— Start Text extract —

Before adding any pet to the family, you’ll want to be sure you’re well prepared to take care of them. And while the majority of people have some knowledge of how to care for cats and dogs, small animal care guidelines aren’t as well known. Take hamsters, for example. Are you considering buying a hamster but want to be sure you can afford its lifestyle and diet?
The normal hamster diet
Hamsters are omnivores, meaning they eat meat and plants. In the wild, hamsters eat grain, grasses, seeds, and insects. It is crucial that hamsters in captivity have a diet similar to that of wild hamsters. All hamsters store food in their cheeks, which they sometimes save for later. Hamsters will eat a lot, so you must be careful to not overfeed them.
There are two types of hamsters usually kept as pets: Syrian hamsters and dwarf hamsters. Captive hamsters of both species should be fed about 10 grams of hamster pellets twice per day, or one tablespoon once per day. Although dwarf hamsters are smaller, their metabolism is much faster, which is why they eat similar amounts to those of Syrian hamsters. Hamsters like to snack throughout the day rather than eat large meals, so be sure your hamster has enough food to come back to or store in their cheeks.

— End Text extract —

◆ Requirement A:
Condense the paragraph of the text on hamster diets that begins "There are two types of hamsters" into a short bulleted list that keeps its main facts.
◆ Requirement B:
Repeat word for word the portion of the text on hamster diets between "Before adding any" and "lifestyle and diet?", inclusive.

— Start Information provided —

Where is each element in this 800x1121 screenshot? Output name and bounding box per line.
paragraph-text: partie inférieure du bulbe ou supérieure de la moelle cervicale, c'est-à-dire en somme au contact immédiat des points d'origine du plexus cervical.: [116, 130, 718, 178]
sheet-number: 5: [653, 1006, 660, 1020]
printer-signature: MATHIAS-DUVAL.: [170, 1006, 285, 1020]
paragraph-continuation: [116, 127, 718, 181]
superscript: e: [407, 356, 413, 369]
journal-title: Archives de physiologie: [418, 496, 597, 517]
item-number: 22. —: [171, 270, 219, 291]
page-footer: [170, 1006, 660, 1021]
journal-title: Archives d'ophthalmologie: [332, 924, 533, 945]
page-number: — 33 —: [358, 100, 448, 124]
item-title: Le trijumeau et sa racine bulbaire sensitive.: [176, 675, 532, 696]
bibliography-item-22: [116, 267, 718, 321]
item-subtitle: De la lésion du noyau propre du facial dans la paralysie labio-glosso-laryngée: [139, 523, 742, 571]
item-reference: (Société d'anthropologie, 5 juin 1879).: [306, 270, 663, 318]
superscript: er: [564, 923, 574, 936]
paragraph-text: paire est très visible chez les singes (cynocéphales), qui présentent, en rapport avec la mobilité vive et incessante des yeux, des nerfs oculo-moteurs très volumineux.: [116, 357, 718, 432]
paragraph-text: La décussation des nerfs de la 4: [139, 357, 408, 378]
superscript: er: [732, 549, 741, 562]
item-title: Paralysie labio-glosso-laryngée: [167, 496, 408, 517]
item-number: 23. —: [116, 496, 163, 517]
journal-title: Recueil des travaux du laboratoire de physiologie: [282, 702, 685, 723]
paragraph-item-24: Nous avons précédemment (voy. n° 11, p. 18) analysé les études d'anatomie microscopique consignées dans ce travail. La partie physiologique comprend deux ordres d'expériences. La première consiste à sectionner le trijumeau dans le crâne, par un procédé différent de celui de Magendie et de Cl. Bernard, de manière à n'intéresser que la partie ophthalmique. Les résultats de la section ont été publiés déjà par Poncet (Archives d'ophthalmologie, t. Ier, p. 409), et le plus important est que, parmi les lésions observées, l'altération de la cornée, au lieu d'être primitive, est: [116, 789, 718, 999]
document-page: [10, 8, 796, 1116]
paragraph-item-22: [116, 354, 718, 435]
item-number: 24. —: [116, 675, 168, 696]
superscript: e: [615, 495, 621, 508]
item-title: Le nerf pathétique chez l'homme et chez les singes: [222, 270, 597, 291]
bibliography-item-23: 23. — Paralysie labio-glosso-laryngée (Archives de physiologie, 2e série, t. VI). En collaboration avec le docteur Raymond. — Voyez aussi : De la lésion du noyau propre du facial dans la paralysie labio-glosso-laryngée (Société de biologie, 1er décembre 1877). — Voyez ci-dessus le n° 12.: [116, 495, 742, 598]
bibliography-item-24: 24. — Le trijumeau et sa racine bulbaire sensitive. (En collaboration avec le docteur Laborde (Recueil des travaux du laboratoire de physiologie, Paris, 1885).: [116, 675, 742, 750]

— End Information provided —

◆ Written reply A:
- Two types of hamsters are usually kept as pets: Syrian hamsters and dwarf hamsters.
- Both should be fed about 10 grams of hamster pellets twice per day, or one tablespoon once per day.
- Dwarf hamsters are smaller but have a much faster metabolism, so they eat amounts similar to Syrian hamsters.
- Hamsters prefer snacking throughout the day to eating large meals, so they need enough food to come back to or store in their cheeks.

◆ Written reply B:
Before adding any pet to the family, you’ll want to be sure you’re well prepared to take care of them. And while the majority of people have some knowledge of how to care for cats and dogs, small animal care guidelines aren’t as well known. Take hamsters, for example. Are you considering buying a hamster but want to be sure you can afford its lifestyle and diet?